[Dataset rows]
* * *

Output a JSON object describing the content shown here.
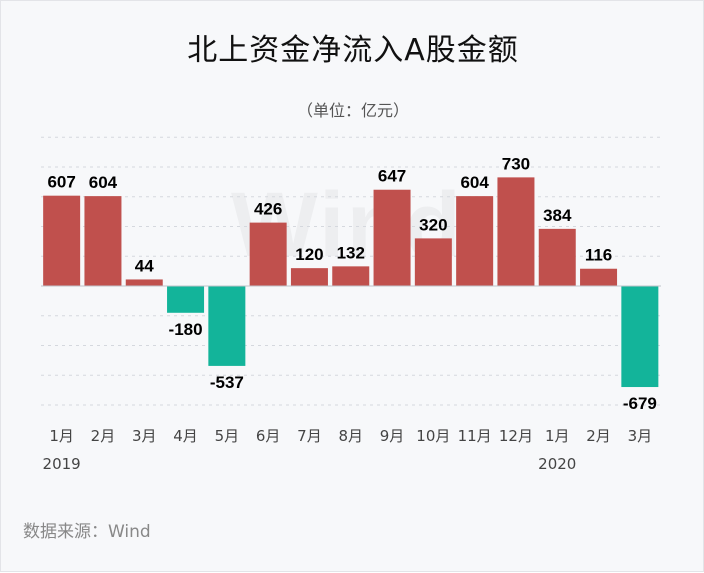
{
  "page": {
    "source": "数据来源：Wind",
    "watermark": "Wind"
  },
  "chart_data": {
    "type": "bar",
    "title": "北上资金净流入A股金额",
    "subtitle": "（单位：亿元）",
    "categories": [
      "1月",
      "2月",
      "3月",
      "4月",
      "5月",
      "6月",
      "7月",
      "8月",
      "9月",
      "10月",
      "11月",
      "12月",
      "1月",
      "2月",
      "3月"
    ],
    "values": [
      607,
      604,
      44,
      -180,
      -537,
      426,
      120,
      132,
      647,
      320,
      604,
      730,
      384,
      116,
      -679
    ],
    "year_labels": [
      {
        "text": "2019",
        "category_index": 0
      },
      {
        "text": "2020",
        "category_index": 12
      }
    ],
    "ylim": [
      -800,
      1000
    ],
    "grid": true,
    "legend": "none",
    "colors": {
      "positive": "#c0504d",
      "negative": "#13b49a",
      "grid": "#d5d8de",
      "zero": "#bfc3ca"
    }
  }
}
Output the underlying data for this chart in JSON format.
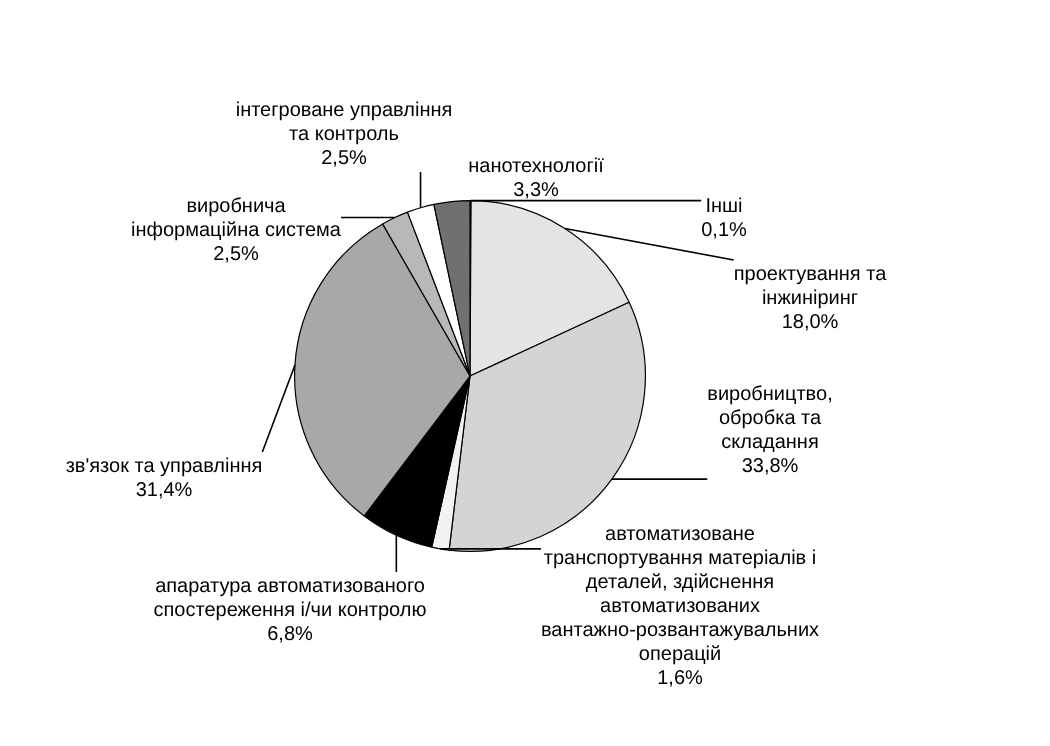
{
  "chart_data": {
    "type": "pie",
    "categories": [
      "Інші",
      "проектування та інжиніринг",
      "виробництво, обробка та складання",
      "автоматизоване транспортування матеріалів і деталей, здійснення автоматизованих вантажно-розвантажувальних операцій",
      "апаратура автоматизованого спостереження і/чи контролю",
      "зв'язок та управління",
      "виробнича інформаційна система",
      "інтегроване управління та контроль",
      "нанотехнології"
    ],
    "values": [
      0.1,
      18.0,
      33.8,
      1.6,
      6.8,
      31.4,
      2.5,
      2.5,
      3.3
    ],
    "value_labels": [
      "0,1%",
      "18,0%",
      "33,8%",
      "1,6%",
      "6,8%",
      "31,4%",
      "2,5%",
      "2,5%",
      "3,3%"
    ],
    "colors": [
      "#202020",
      "#e4e4e4",
      "#d4d4d4",
      "#f2f2f2",
      "#000000",
      "#a8a8a8",
      "#b8b8b8",
      "#ffffff",
      "#707070"
    ],
    "legend": false
  }
}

* * *

> [WHAT NEEDS TO BE DONE]: Copy the entries above faithfully and omit every image.

> [SOLUTION TO THIS PROBLEM]:
Output a JSON object describing the content shown here.
{
  "page": {
    "source": "数据来源：Wind",
    "watermark": "Wind"
  },
  "chart_data": {
    "type": "bar",
    "title": "北上资金净流入A股金额",
    "subtitle": "（单位：亿元）",
    "categories": [
      "1月",
      "2月",
      "3月",
      "4月",
      "5月",
      "6月",
      "7月",
      "8月",
      "9月",
      "10月",
      "11月",
      "12月",
      "1月",
      "2月",
      "3月"
    ],
    "values": [
      607,
      604,
      44,
      -180,
      -537,
      426,
      120,
      132,
      647,
      320,
      604,
      730,
      384,
      116,
      -679
    ],
    "year_labels": [
      {
        "text": "2019",
        "category_index": 0
      },
      {
        "text": "2020",
        "category_index": 12
      }
    ],
    "ylim": [
      -800,
      1000
    ],
    "grid": true,
    "legend": "none",
    "colors": {
      "positive": "#c0504d",
      "negative": "#13b49a",
      "grid": "#d5d8de",
      "zero": "#bfc3ca"
    }
  }
}
Output the underlying data for this chart in JSON format.
{
  "chart_data": {
    "type": "pie",
    "categories": [
      "Інші",
      "проектування та інжиніринг",
      "виробництво, обробка та складання",
      "автоматизоване транспортування матеріалів і деталей, здійснення автоматизованих вантажно-розвантажувальних операцій",
      "апаратура автоматизованого спостереження і/чи контролю",
      "зв'язок та управління",
      "виробнича інформаційна система",
      "інтегроване управління та контроль",
      "нанотехнології"
    ],
    "values": [
      0.1,
      18.0,
      33.8,
      1.6,
      6.8,
      31.4,
      2.5,
      2.5,
      3.3
    ],
    "value_labels": [
      "0,1%",
      "18,0%",
      "33,8%",
      "1,6%",
      "6,8%",
      "31,4%",
      "2,5%",
      "2,5%",
      "3,3%"
    ],
    "colors": [
      "#202020",
      "#e4e4e4",
      "#d4d4d4",
      "#f2f2f2",
      "#000000",
      "#a8a8a8",
      "#b8b8b8",
      "#ffffff",
      "#707070"
    ],
    "legend": false
  }
}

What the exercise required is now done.